[Source records]
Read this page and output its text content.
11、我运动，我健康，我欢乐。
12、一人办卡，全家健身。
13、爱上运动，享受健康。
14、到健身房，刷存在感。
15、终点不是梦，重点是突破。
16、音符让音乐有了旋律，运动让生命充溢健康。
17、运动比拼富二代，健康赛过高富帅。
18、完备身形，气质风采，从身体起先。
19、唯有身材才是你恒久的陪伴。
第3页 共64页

▶ EXERCISE TASK
Produce an exact copy of the whole listing.

▶ OUTPUT BELOW
Read this page and output its text content.
11、我运动，我健康，我欢乐。
12、一人办卡，全家健身。
13、爱上运动，享受健康。
14、到健身房，刷存在感。
15、终点不是梦，重点是突破。
16、音符让音乐有了旋律，运动让生命充溢健康。
17、运动比拼富二代，健康赛过高富帅。
18、完备身形，气质风采，从身体起先。
19、唯有身材才是你恒久的陪伴。
第3页 共64页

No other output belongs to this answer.